Excerpt provided |
::::::::::
Steve Ramirez and the Malleability of Memory

If you ask Steve Ramirez, PhD, what he likes most about working in the Neurophotonics Center at Boston University, he won’t hesitate to tell you it’s the camaraderie and the sense of shared support that pervade the place.

“I really enjoy that the community embraces this kind of collegial and team-oriented approach to science which I love. People here are very comfortable with sharing success,” says Ramirez, an assistant professor of Psychological and Brain Sciences at BU and principal investigator of the Ramirez Group in the Center.

“It’s like a trip to Mars. One person alone doesn’t get to Mars. You need all the people in NASA. Have you seen the videos of everyone in a NASA control room celebrating an achievement together, jumping up and down and high-fiving each other? In my world, that’s how all of science should be.”

And in the Neurophotonics Center, he adds, that’s how science is.

To be sure, there’s no shortage of success to be shared. Since moving his lab to BU in 2017 – since returning home, as it were; he had been an undergraduate here and was well acquainted with both the systems neurology program and the Photonics Center – he and his group have gone from strength to strength, particularly in looking at neural circuit mechanisms of memory storage and retrieval and how these might be manipulated in treating a range of psychiatric diseases and disorders.

Basically, they want to know, can we selectively edit memories? Like in the science fiction movies Total Recall and Eternal Sunshine of the Spotless Mind but here in the real world, using lasers and genetic engineering. For example, can we identify and suppress fear memories associated with post-traumatic stress disorder? The answer appears to be a resounding yes. Ramirez and his team have made tremendous strides, not only in demonstrating the fundamentals of how such an approach might work but also in advancing ever closer to practical application.

Above: a cross-section of the hippocampus; cells in green are involved in processing a particular negative memory while the cells in red are non-neuronal cells (i.e., microglia)
::::::::::
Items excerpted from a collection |
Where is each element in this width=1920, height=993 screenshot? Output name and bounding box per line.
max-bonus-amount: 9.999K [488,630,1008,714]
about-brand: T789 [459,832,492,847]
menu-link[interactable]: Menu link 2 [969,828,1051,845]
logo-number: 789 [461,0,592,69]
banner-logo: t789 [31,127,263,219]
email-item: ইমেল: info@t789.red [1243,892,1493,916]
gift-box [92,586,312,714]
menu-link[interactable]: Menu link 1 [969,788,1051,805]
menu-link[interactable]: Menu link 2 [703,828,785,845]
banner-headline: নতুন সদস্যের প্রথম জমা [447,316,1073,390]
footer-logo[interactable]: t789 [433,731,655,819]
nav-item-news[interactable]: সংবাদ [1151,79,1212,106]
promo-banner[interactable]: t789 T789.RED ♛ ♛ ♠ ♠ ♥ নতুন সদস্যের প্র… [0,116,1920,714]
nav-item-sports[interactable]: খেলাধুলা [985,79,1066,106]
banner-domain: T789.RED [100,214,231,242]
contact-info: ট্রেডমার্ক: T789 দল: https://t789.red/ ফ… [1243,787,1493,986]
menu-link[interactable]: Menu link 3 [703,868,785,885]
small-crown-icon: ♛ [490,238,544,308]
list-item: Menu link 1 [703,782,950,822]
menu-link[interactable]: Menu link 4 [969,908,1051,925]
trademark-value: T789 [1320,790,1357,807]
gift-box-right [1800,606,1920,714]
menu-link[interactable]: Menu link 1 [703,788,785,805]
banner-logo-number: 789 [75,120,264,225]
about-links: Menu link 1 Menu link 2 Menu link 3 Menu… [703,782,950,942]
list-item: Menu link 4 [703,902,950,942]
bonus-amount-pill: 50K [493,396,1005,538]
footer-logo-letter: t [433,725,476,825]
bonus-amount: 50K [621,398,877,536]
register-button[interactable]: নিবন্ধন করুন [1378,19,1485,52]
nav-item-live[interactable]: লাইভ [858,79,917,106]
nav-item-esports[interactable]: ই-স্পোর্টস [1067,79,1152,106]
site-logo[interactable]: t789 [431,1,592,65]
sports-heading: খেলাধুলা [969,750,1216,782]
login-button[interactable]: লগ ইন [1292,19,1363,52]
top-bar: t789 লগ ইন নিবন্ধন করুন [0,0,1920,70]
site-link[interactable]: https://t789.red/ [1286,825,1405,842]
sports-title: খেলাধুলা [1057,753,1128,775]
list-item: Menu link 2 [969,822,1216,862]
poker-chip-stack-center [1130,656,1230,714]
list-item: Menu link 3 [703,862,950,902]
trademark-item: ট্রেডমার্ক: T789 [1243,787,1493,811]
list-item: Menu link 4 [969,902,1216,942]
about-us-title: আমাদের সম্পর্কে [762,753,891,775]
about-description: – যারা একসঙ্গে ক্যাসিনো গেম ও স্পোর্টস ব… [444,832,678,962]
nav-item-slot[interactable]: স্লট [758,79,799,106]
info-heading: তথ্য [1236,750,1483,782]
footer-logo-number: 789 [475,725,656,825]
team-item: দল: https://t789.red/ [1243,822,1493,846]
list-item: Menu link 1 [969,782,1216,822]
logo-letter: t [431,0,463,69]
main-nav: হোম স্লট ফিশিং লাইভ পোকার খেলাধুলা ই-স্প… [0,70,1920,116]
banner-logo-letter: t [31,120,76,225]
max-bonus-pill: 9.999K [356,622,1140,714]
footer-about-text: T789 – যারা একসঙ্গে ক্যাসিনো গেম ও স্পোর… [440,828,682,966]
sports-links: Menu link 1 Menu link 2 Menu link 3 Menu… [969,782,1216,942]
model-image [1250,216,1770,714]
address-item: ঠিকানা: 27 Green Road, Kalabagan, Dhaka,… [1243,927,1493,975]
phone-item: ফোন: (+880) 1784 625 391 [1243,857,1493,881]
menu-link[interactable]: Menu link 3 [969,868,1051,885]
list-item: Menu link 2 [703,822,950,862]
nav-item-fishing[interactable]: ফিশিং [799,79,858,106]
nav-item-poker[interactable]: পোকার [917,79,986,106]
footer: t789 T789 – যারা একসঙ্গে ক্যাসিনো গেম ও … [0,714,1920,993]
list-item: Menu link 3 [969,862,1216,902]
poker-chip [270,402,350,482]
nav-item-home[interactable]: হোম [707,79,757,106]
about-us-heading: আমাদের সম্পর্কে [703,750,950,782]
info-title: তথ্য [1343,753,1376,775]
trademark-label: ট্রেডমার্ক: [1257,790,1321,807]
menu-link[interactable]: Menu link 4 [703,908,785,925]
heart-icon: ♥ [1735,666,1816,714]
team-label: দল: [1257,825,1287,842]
::::::::::
Instructions |
1 – According to the profile of Steve Ramirez, in what year did he move his lab to BU?
2 – Write out the passage of the profile of Steve Ramirez between "Basically, they want" and "to practical application.", inclusive.

Solutions for each task |
1 – 2017

2 –
Basically, they want to know, can we selectively edit memories? Like in the science fiction movies Total Recall and Eternal Sunshine of the Spotless Mind but here in the real world, using lasers and genetic engineering. For example, can we identify and suppress fear memories associated with post-traumatic stress disorder? The answer appears to be a resounding yes. Ramirez and his team have made tremendous strides, not only in demonstrating the fundamentals of how such an approach might work but also in advancing ever closer to practical application.